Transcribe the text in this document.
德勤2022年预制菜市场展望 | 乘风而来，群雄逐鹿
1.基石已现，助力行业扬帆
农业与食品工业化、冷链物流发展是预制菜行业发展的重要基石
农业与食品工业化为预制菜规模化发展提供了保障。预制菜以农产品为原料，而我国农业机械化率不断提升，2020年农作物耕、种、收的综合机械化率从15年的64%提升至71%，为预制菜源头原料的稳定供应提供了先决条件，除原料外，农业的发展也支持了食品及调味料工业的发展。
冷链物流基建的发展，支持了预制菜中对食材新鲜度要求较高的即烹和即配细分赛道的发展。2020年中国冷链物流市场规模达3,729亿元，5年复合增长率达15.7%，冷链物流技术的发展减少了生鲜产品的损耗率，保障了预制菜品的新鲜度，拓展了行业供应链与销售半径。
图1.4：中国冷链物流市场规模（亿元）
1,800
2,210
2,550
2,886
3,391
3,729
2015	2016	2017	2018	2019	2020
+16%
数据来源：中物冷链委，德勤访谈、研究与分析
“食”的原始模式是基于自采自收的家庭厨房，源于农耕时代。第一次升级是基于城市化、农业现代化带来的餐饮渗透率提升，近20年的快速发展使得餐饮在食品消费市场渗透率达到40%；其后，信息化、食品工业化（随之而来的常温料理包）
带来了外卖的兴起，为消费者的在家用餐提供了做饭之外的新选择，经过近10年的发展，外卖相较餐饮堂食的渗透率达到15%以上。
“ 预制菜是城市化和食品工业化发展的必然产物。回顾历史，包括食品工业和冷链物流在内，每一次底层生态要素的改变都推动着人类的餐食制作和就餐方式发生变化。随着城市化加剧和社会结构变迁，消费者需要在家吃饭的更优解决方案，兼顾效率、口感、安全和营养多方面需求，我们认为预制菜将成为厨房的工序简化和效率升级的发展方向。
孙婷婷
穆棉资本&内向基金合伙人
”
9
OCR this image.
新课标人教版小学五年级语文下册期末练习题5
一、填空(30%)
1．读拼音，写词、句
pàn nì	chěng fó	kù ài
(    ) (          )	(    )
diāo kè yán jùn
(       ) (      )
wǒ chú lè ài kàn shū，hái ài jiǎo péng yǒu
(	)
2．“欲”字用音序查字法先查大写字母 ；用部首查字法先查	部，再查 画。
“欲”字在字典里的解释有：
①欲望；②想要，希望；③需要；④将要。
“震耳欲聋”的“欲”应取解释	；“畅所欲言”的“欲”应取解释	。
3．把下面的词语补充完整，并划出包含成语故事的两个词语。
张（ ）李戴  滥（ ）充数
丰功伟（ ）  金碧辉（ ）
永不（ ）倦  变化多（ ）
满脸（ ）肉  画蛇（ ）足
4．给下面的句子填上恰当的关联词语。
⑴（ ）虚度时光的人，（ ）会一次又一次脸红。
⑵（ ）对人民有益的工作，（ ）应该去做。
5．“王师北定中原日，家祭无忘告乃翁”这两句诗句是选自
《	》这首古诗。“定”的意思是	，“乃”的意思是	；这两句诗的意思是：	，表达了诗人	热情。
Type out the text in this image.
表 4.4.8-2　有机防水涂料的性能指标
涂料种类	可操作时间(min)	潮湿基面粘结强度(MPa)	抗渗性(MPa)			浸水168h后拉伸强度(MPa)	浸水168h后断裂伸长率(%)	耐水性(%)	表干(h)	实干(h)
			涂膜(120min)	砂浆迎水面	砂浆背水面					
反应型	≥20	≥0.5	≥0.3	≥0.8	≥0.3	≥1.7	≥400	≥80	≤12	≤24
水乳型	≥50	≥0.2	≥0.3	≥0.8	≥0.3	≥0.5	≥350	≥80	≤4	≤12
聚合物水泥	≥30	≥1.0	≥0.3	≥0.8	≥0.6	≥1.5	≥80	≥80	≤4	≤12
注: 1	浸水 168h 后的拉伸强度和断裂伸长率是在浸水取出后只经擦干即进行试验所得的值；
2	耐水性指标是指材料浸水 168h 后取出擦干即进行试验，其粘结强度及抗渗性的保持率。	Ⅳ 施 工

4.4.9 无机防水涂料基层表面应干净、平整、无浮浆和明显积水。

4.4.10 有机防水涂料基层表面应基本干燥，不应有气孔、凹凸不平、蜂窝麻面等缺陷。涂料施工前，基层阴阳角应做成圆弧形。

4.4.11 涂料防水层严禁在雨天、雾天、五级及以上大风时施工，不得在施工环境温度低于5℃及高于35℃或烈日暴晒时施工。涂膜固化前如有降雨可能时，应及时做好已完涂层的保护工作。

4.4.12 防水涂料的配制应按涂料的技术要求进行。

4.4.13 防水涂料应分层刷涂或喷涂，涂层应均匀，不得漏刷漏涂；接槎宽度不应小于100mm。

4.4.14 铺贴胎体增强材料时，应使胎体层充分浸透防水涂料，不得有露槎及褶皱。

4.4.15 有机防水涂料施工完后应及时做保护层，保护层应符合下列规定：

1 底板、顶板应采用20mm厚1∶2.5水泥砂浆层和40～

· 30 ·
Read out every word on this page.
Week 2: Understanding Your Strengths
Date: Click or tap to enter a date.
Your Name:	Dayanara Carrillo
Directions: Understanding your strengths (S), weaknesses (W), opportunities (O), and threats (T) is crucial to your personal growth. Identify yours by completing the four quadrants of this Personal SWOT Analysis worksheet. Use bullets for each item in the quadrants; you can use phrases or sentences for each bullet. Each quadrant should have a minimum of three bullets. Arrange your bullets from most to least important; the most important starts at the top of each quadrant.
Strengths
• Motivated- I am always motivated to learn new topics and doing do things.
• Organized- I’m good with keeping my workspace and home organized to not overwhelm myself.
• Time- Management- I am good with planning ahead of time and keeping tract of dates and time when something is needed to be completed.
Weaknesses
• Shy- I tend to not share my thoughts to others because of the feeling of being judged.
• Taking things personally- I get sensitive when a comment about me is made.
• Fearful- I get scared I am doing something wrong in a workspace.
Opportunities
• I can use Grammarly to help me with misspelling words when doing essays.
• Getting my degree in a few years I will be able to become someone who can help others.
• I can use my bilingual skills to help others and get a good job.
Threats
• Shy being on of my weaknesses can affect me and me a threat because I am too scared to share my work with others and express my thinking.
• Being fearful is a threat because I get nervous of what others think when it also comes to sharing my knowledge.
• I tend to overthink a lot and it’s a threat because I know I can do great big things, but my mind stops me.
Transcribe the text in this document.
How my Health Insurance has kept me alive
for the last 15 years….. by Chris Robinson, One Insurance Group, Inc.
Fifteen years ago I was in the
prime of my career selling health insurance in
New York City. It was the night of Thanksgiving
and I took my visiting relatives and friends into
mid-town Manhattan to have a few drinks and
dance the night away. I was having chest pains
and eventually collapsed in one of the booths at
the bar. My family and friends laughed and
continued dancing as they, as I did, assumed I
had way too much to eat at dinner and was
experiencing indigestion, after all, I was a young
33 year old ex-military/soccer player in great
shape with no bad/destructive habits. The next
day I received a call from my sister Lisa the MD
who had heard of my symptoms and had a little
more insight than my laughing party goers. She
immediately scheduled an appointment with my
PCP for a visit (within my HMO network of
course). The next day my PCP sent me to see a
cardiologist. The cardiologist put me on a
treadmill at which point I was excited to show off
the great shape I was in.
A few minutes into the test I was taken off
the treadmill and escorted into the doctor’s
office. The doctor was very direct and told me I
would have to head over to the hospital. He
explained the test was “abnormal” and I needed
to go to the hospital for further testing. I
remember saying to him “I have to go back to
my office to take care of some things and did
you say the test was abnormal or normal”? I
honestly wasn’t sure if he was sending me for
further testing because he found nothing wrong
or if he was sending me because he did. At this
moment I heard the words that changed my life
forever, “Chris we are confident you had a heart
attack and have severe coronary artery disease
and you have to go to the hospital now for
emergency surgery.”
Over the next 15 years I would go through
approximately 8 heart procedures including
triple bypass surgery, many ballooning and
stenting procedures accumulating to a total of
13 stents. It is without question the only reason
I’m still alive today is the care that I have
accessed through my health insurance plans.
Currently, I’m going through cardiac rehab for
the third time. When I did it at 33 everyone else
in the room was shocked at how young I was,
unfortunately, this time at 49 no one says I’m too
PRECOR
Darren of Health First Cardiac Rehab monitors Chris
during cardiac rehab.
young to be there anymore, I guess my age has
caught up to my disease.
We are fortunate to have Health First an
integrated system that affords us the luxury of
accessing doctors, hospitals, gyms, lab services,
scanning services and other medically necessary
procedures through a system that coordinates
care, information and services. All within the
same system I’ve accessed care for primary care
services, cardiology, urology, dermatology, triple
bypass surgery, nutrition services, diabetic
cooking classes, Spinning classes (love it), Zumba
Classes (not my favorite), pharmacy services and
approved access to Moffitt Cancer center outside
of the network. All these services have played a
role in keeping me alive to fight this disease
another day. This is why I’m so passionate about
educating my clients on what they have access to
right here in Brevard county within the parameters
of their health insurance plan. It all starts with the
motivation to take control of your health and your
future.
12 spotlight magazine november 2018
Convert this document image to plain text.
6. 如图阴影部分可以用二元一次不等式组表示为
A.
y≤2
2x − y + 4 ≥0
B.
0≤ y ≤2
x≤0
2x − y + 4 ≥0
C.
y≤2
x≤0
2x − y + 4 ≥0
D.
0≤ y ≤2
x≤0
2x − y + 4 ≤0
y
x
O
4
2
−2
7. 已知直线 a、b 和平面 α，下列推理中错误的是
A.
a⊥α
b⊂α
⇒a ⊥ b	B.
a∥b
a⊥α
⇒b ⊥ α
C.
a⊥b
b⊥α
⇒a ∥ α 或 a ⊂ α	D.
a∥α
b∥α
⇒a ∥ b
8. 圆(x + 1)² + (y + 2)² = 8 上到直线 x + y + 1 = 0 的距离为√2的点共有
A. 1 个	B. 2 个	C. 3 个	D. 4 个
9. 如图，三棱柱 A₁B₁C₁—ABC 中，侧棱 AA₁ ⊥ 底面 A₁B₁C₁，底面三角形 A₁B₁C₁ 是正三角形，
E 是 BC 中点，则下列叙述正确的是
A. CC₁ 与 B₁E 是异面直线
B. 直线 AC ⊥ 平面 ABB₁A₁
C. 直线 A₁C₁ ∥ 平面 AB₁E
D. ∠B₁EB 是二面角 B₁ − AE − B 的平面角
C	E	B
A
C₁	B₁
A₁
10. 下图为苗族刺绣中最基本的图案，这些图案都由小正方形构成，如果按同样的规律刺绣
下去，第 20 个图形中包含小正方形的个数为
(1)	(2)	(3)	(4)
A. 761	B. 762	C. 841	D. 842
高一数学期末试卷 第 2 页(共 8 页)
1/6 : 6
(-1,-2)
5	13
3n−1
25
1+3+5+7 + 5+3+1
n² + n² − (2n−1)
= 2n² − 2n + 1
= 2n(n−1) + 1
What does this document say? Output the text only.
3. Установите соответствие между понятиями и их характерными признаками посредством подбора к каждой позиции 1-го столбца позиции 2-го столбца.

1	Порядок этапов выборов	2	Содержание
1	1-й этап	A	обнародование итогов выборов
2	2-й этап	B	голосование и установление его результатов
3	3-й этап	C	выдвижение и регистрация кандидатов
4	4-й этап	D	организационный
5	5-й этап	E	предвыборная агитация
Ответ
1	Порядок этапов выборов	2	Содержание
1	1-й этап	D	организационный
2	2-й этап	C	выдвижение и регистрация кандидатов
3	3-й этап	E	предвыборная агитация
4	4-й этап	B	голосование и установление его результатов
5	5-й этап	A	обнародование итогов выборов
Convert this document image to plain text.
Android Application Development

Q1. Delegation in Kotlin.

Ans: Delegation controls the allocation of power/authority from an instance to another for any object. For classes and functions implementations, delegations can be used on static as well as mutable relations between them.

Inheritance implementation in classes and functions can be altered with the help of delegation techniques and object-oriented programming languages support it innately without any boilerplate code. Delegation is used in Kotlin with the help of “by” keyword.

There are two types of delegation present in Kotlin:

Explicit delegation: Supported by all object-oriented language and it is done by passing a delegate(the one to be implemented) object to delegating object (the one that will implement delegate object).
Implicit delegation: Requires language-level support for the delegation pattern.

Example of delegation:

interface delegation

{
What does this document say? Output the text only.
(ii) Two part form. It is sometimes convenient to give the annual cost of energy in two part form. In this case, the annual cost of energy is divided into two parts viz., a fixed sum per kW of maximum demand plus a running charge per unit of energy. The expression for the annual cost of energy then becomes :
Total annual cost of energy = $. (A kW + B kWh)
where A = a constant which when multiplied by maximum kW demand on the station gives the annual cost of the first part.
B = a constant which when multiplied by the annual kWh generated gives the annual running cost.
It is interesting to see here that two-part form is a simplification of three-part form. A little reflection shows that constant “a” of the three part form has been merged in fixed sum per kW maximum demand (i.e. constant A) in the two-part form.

• _Requirement_
Look through the records and gather every line containing "further".

• _Written answer_
to go to the hospital for further testing. I
further testing because he found nothing wrong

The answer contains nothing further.